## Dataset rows
++++++++++++++++++++

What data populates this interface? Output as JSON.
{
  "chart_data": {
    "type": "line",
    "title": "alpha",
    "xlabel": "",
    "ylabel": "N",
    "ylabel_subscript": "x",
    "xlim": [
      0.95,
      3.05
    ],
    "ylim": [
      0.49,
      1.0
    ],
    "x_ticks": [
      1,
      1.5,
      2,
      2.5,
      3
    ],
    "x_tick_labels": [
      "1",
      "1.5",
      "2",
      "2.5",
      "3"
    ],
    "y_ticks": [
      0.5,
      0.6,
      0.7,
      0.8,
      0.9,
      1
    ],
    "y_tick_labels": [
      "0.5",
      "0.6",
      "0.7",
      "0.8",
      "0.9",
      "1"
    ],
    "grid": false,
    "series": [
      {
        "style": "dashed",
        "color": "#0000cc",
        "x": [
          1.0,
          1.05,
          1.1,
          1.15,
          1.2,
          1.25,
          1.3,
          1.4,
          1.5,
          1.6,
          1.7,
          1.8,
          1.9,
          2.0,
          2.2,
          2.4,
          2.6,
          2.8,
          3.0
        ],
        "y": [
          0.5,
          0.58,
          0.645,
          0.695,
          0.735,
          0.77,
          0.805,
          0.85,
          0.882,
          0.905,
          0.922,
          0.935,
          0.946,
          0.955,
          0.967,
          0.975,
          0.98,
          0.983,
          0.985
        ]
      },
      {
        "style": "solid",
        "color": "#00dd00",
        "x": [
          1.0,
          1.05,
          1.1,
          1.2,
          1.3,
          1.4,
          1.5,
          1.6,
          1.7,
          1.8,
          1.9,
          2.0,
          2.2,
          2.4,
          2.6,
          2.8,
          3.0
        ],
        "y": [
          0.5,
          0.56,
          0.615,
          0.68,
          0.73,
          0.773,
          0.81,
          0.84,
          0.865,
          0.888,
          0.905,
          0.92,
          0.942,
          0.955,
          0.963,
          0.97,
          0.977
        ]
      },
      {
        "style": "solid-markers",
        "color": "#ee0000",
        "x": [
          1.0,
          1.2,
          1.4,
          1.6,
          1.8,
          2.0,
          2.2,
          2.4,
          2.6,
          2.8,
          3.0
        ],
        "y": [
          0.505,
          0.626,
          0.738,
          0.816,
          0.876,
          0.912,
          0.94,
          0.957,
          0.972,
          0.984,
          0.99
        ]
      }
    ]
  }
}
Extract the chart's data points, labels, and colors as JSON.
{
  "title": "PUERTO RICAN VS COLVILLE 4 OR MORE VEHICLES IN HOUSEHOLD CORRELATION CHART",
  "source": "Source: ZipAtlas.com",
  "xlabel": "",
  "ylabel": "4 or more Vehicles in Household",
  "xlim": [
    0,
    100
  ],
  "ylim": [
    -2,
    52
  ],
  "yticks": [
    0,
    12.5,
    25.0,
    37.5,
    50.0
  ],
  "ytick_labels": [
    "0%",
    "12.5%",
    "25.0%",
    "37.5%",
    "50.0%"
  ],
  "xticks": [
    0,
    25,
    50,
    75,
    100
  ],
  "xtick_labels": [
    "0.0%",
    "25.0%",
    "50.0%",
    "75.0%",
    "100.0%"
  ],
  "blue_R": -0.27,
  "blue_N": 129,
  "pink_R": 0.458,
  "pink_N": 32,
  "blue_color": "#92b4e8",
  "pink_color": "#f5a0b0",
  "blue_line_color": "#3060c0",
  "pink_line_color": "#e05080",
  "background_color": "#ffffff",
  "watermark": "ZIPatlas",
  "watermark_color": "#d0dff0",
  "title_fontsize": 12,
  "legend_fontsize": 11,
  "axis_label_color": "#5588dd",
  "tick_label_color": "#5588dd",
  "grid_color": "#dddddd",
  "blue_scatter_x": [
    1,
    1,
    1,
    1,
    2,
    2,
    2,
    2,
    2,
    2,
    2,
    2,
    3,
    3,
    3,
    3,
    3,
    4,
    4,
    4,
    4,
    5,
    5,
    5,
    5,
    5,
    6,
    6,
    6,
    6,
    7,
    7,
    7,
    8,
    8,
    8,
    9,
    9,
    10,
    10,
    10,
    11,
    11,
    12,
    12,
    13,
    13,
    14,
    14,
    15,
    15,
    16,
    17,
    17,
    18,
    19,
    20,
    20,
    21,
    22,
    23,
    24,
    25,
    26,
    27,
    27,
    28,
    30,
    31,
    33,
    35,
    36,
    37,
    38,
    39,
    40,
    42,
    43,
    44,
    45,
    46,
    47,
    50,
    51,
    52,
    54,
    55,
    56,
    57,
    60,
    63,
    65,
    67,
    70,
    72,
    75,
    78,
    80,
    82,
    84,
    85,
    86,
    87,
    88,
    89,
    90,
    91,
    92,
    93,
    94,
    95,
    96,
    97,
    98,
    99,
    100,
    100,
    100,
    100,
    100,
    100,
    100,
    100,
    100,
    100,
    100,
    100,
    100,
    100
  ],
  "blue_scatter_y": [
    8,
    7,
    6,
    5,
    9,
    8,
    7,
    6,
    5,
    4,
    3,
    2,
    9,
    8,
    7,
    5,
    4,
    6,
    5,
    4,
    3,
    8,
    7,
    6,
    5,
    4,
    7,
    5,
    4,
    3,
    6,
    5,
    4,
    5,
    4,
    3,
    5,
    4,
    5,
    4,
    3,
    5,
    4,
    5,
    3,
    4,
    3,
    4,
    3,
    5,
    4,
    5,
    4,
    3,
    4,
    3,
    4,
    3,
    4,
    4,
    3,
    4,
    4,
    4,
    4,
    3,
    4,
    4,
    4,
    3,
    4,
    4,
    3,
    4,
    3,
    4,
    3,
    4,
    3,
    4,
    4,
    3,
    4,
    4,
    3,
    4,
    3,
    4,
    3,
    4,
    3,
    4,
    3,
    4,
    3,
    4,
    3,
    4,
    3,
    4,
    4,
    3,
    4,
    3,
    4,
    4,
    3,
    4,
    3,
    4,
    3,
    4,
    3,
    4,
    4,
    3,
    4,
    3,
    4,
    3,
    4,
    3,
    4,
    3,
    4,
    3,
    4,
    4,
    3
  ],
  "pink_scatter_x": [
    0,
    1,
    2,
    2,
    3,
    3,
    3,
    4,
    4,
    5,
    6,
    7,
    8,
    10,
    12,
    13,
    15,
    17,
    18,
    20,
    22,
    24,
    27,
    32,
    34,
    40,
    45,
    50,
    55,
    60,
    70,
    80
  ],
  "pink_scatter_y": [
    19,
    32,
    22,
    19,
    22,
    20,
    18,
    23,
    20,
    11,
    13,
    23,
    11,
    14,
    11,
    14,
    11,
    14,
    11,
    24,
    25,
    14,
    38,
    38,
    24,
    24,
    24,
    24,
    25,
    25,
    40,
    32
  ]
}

++++++++++++++++++++

## What to do
Type the whole listing again, unaltered.

## Exercise solution
What data populates this interface? Output as JSON.
{
  "chart_data": {
    "type": "line",
    "title": "alpha",
    "xlabel": "",
    "ylabel": "N",
    "ylabel_subscript": "x",
    "xlim": [
      0.95,
      3.05
    ],
    "ylim": [
      0.49,
      1.0
    ],
    "x_ticks": [
      1,
      1.5,
      2,
      2.5,
      3
    ],
    "x_tick_labels": [
      "1",
      "1.5",
      "2",
      "2.5",
      "3"
    ],
    "y_ticks": [
      0.5,
      0.6,
      0.7,
      0.8,
      0.9,
      1
    ],
    "y_tick_labels": [
      "0.5",
      "0.6",
      "0.7",
      "0.8",
      "0.9",
      "1"
    ],
    "grid": false,
    "series": [
      {
        "style": "dashed",
        "color": "#0000cc",
        "x": [
          1.0,
          1.05,
          1.1,
          1.15,
          1.2,
          1.25,
          1.3,
          1.4,
          1.5,
          1.6,
          1.7,
          1.8,
          1.9,
          2.0,
          2.2,
          2.4,
          2.6,
          2.8,
          3.0
        ],
        "y": [
          0.5,
          0.58,
          0.645,
          0.695,
          0.735,
          0.77,
          0.805,
          0.85,
          0.882,
          0.905,
          0.922,
          0.935,
          0.946,
          0.955,
          0.967,
          0.975,
          0.98,
          0.983,
          0.985
        ]
      },
      {
        "style": "solid",
        "color": "#00dd00",
        "x": [
          1.0,
          1.05,
          1.1,
          1.2,
          1.3,
          1.4,
          1.5,
          1.6,
          1.7,
          1.8,
          1.9,
          2.0,
          2.2,
          2.4,
          2.6,
          2.8,
          3.0
        ],
        "y": [
          0.5,
          0.56,
          0.615,
          0.68,
          0.73,
          0.773,
          0.81,
          0.84,
          0.865,
          0.888,
          0.905,
          0.92,
          0.942,
          0.955,
          0.963,
          0.97,
          0.977
        ]
      },
      {
        "style": "solid-markers",
        "color": "#ee0000",
        "x": [
          1.0,
          1.2,
          1.4,
          1.6,
          1.8,
          2.0,
          2.2,
          2.4,
          2.6,
          2.8,
          3.0
        ],
        "y": [
          0.505,
          0.626,
          0.738,
          0.816,
          0.876,
          0.912,
          0.94,
          0.957,
          0.972,
          0.984,
          0.99
        ]
      }
    ]
  }
}
Extract the chart's data points, labels, and colors as JSON.
{
  "title": "PUERTO RICAN VS COLVILLE 4 OR MORE VEHICLES IN HOUSEHOLD CORRELATION CHART",
  "source": "Source: ZipAtlas.com",
  "xlabel": "",
  "ylabel": "4 or more Vehicles in Household",
  "xlim": [
    0,
    100
  ],
  "ylim": [
    -2,
    52
  ],
  "yticks": [
    0,
    12.5,
    25.0,
    37.5,
    50.0
  ],
  "ytick_labels": [
    "0%",
    "12.5%",
    "25.0%",
    "37.5%",
    "50.0%"
  ],
  "xticks": [
    0,
    25,
    50,
    75,
    100
  ],
  "xtick_labels": [
    "0.0%",
    "25.0%",
    "50.0%",
    "75.0%",
    "100.0%"
  ],
  "blue_R": -0.27,
  "blue_N": 129,
  "pink_R": 0.458,
  "pink_N": 32,
  "blue_color": "#92b4e8",
  "pink_color": "#f5a0b0",
  "blue_line_color": "#3060c0",
  "pink_line_color": "#e05080",
  "background_color": "#ffffff",
  "watermark": "ZIPatlas",
  "watermark_color": "#d0dff0",
  "title_fontsize": 12,
  "legend_fontsize": 11,
  "axis_label_color": "#5588dd",
  "tick_label_color": "#5588dd",
  "grid_color": "#dddddd",
  "blue_scatter_x": [
    1,
    1,
    1,
    1,
    2,
    2,
    2,
    2,
    2,
    2,
    2,
    2,
    3,
    3,
    3,
    3,
    3,
    4,
    4,
    4,
    4,
    5,
    5,
    5,
    5,
    5,
    6,
    6,
    6,
    6,
    7,
    7,
    7,
    8,
    8,
    8,
    9,
    9,
    10,
    10,
    10,
    11,
    11,
    12,
    12,
    13,
    13,
    14,
    14,
    15,
    15,
    16,
    17,
    17,
    18,
    19,
    20,
    20,
    21,
    22,
    23,
    24,
    25,
    26,
    27,
    27,
    28,
    30,
    31,
    33,
    35,
    36,
    37,
    38,
    39,
    40,
    42,
    43,
    44,
    45,
    46,
    47,
    50,
    51,
    52,
    54,
    55,
    56,
    57,
    60,
    63,
    65,
    67,
    70,
    72,
    75,
    78,
    80,
    82,
    84,
    85,
    86,
    87,
    88,
    89,
    90,
    91,
    92,
    93,
    94,
    95,
    96,
    97,
    98,
    99,
    100,
    100,
    100,
    100,
    100,
    100,
    100,
    100,
    100,
    100,
    100,
    100,
    100,
    100
  ],
  "blue_scatter_y": [
    8,
    7,
    6,
    5,
    9,
    8,
    7,
    6,
    5,
    4,
    3,
    2,
    9,
    8,
    7,
    5,
    4,
    6,
    5,
    4,
    3,
    8,
    7,
    6,
    5,
    4,
    7,
    5,
    4,
    3,
    6,
    5,
    4,
    5,
    4,
    3,
    5,
    4,
    5,
    4,
    3,
    5,
    4,
    5,
    3,
    4,
    3,
    4,
    3,
    5,
    4,
    5,
    4,
    3,
    4,
    3,
    4,
    3,
    4,
    4,
    3,
    4,
    4,
    4,
    4,
    3,
    4,
    4,
    4,
    3,
    4,
    4,
    3,
    4,
    3,
    4,
    3,
    4,
    3,
    4,
    4,
    3,
    4,
    4,
    3,
    4,
    3,
    4,
    3,
    4,
    3,
    4,
    3,
    4,
    3,
    4,
    3,
    4,
    3,
    4,
    4,
    3,
    4,
    3,
    4,
    4,
    3,
    4,
    3,
    4,
    3,
    4,
    3,
    4,
    4,
    3,
    4,
    3,
    4,
    3,
    4,
    3,
    4,
    3,
    4,
    3,
    4,
    4,
    3
  ],
  "pink_scatter_x": [
    0,
    1,
    2,
    2,
    3,
    3,
    3,
    4,
    4,
    5,
    6,
    7,
    8,
    10,
    12,
    13,
    15,
    17,
    18,
    20,
    22,
    24,
    27,
    32,
    34,
    40,
    45,
    50,
    55,
    60,
    70,
    80
  ],
  "pink_scatter_y": [
    19,
    32,
    22,
    19,
    22,
    20,
    18,
    23,
    20,
    11,
    13,
    23,
    11,
    14,
    11,
    14,
    11,
    14,
    11,
    24,
    25,
    14,
    38,
    38,
    24,
    24,
    24,
    24,
    25,
    25,
    40,
    32
  ]
}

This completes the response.